● **Directions for this task**
Each line of the material must be repeated precisely, with the pictures left out.

● **Records shown**
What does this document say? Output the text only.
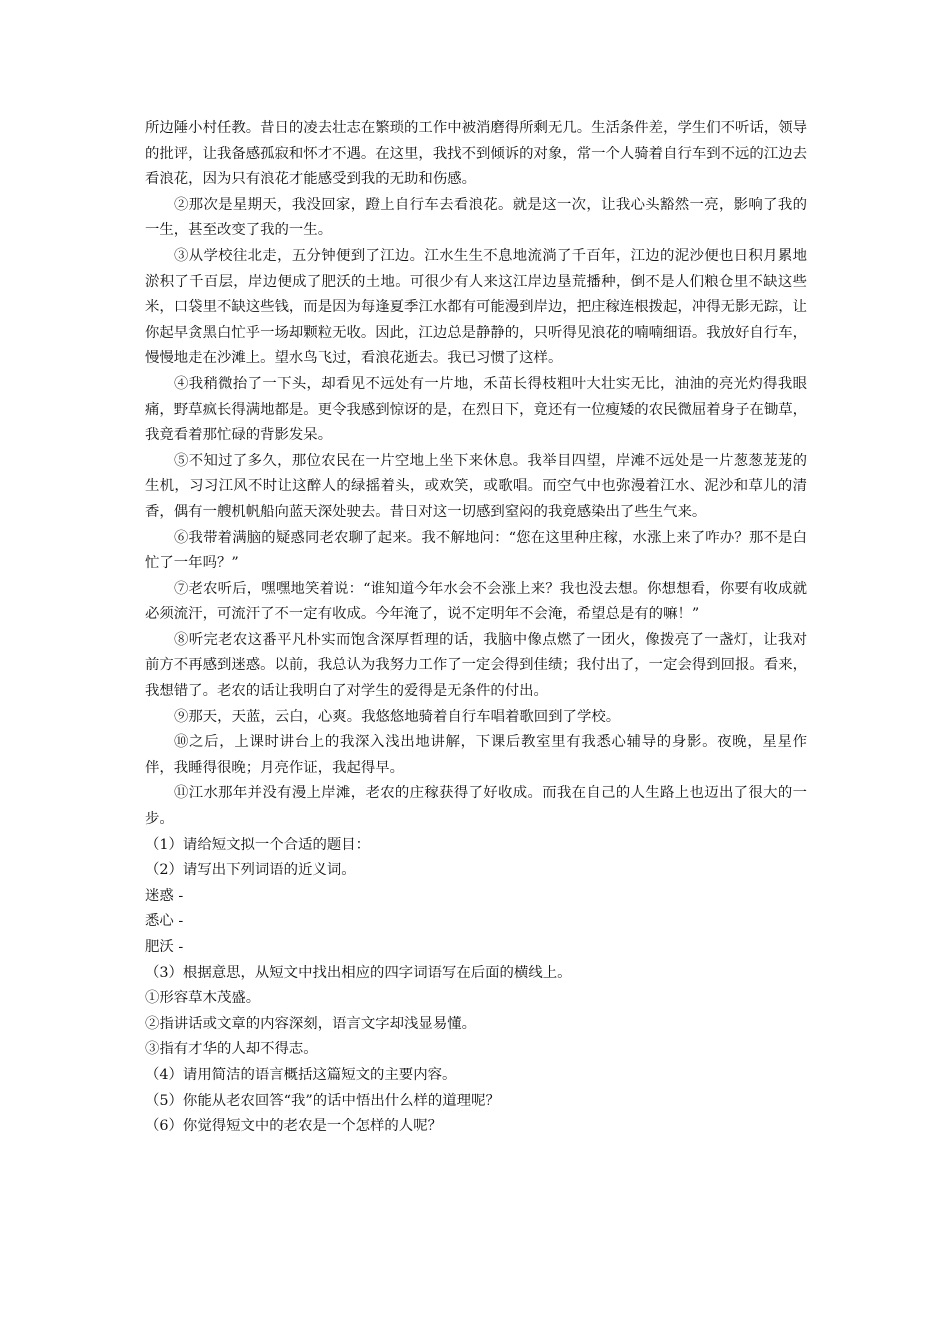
所边陲小村任教。昔日的凌去壮志在繁琐的工作中被消磨得所剩无几。生活条件差，学生们不听话，领导的批评，让我备感孤寂和怀才不遇。在这里，我找不到倾诉的对象，常一个人骑着自行车到不远的江边去看浪花，因为只有浪花才能感受到我的无助和伤感。

②那次是星期天，我没回家，蹬上自行车去看浪花。就是这一次，让我心头豁然一亮，影响了我的一生，甚至改变了我的一生。

③从学校往北走，五分钟便到了江边。江水生生不息地流淌了千百年，江边的泥沙便也日积月累地淤积了千百层，岸边便成了肥沃的土地。可很少有人来这江岸边垦荒播种，倒不是人们粮仓里不缺这些米，口袋里不缺这些钱，而是因为每逢夏季江水都有可能漫到岸边，把庄稼连根拨起，冲得无影无踪，让你起早贪黑白忙乎一场却颗粒无收。因此，江边总是静静的，只听得见浪花的喃喃细语。我放好自行车，慢慢地走在沙滩上。望水鸟飞过，看浪花逝去。我已习惯了这样。

④我稍微抬了一下头，却看见不远处有一片地，禾苗长得枝粗叶大壮实无比，油油的亮光灼得我眼痛，野草疯长得满地都是。更令我感到惊讶的是，在烈日下，竟还有一位瘦矮的农民微屈着身子在锄草，我竟看着那忙碌的背影发呆。

⑤不知过了多久，那位农民在一片空地上坐下来休息。我举目四望，岸滩不远处是一片葱葱茏茏的生机，习习江风不时让这醉人的绿摇着头，或欢笑，或歌唱。而空气中也弥漫着江水、泥沙和草儿的清香，偶有一艘机帆船向蓝天深处驶去。昔日对这一切感到窒闷的我竟感染出了些生气来。

⑥我带着满脑的疑惑同老农聊了起来。我不解地问：“您在这里种庄稼，水涨上来了咋办？那不是白忙了一年吗？”

⑦老农听后，嘿嘿地笑着说：“谁知道今年水会不会涨上来？我也没去想。你想想看，你要有收成就必须流汗，可流汗了不一定有收成。今年淹了，说不定明年不会淹，希望总是有的嘛！”

⑧听完老农这番平凡朴实而饱含深厚哲理的话，我脑中像点燃了一团火，像拨亮了一盏灯，让我对前方不再感到迷惑。以前，我总认为我努力工作了一定会得到佳绩；我付出了，一定会得到回报。看来，我想错了。老农的话让我明白了对学生的爱得是无条件的付出。

⑨那天，天蓝，云白，心爽。我悠悠地骑着自行车唱着歌回到了学校。

⑩之后，上课时讲台上的我深入浅出地讲解，下课后教室里有我悉心辅导的身影。夜晚，星星作伴，我睡得很晚；月亮作证，我起得早。

⑪江水那年并没有漫上岸滩，老农的庄稼获得了好收成。而我在自己的人生路上也迈出了很大的一步。

（1）请给短文拟一个合适的题目：

（2）请写出下列词语的近义词。

迷惑 -

悉心 -

肥沃 -

（3）根据意思，从短文中找出相应的四字词语写在后面的横线上。

①形容草木茂盛。

②指讲话或文章的内容深刻，语言文字却浅显易懂。

③指有才华的人却不得志。

（4）请用简洁的语言概括这篇短文的主要内容。

（5）你能从老农回答“我”的话中悟出什么样的道理呢？

（6）你觉得短文中的老农是一个怎样的人呢？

● **Written response**
What does this document say? Output the text only.
所边陲小村任教。昔日的凌去壮志在繁琐的工作中被消磨得所剩无几。生活条件差，学生们不听话，领导的批评，让我备感孤寂和怀才不遇。在这里，我找不到倾诉的对象，常一个人骑着自行车到不远的江边去看浪花，因为只有浪花才能感受到我的无助和伤感。

②那次是星期天，我没回家，蹬上自行车去看浪花。就是这一次，让我心头豁然一亮，影响了我的一生，甚至改变了我的一生。

③从学校往北走，五分钟便到了江边。江水生生不息地流淌了千百年，江边的泥沙便也日积月累地淤积了千百层，岸边便成了肥沃的土地。可很少有人来这江岸边垦荒播种，倒不是人们粮仓里不缺这些米，口袋里不缺这些钱，而是因为每逢夏季江水都有可能漫到岸边，把庄稼连根拨起，冲得无影无踪，让你起早贪黑白忙乎一场却颗粒无收。因此，江边总是静静的，只听得见浪花的喃喃细语。我放好自行车，慢慢地走在沙滩上。望水鸟飞过，看浪花逝去。我已习惯了这样。

④我稍微抬了一下头，却看见不远处有一片地，禾苗长得枝粗叶大壮实无比，油油的亮光灼得我眼痛，野草疯长得满地都是。更令我感到惊讶的是，在烈日下，竟还有一位瘦矮的农民微屈着身子在锄草，我竟看着那忙碌的背影发呆。

⑤不知过了多久，那位农民在一片空地上坐下来休息。我举目四望，岸滩不远处是一片葱葱茏茏的生机，习习江风不时让这醉人的绿摇着头，或欢笑，或歌唱。而空气中也弥漫着江水、泥沙和草儿的清香，偶有一艘机帆船向蓝天深处驶去。昔日对这一切感到窒闷的我竟感染出了些生气来。

⑥我带着满脑的疑惑同老农聊了起来。我不解地问：“您在这里种庄稼，水涨上来了咋办？那不是白忙了一年吗？”

⑦老农听后，嘿嘿地笑着说：“谁知道今年水会不会涨上来？我也没去想。你想想看，你要有收成就必须流汗，可流汗了不一定有收成。今年淹了，说不定明年不会淹，希望总是有的嘛！”

⑧听完老农这番平凡朴实而饱含深厚哲理的话，我脑中像点燃了一团火，像拨亮了一盏灯，让我对前方不再感到迷惑。以前，我总认为我努力工作了一定会得到佳绩；我付出了，一定会得到回报。看来，我想错了。老农的话让我明白了对学生的爱得是无条件的付出。

⑨那天，天蓝，云白，心爽。我悠悠地骑着自行车唱着歌回到了学校。

⑩之后，上课时讲台上的我深入浅出地讲解，下课后教室里有我悉心辅导的身影。夜晚，星星作伴，我睡得很晚；月亮作证，我起得早。

⑪江水那年并没有漫上岸滩，老农的庄稼获得了好收成。而我在自己的人生路上也迈出了很大的一步。

（1）请给短文拟一个合适的题目：

（2）请写出下列词语的近义词。

迷惑 -

悉心 -

肥沃 -

（3）根据意思，从短文中找出相应的四字词语写在后面的横线上。

①形容草木茂盛。

②指讲话或文章的内容深刻，语言文字却浅显易懂。

③指有才华的人却不得志。

（4）请用简洁的语言概括这篇短文的主要内容。

（5）你能从老农回答“我”的话中悟出什么样的道理呢？

（6）你觉得短文中的老农是一个怎样的人呢？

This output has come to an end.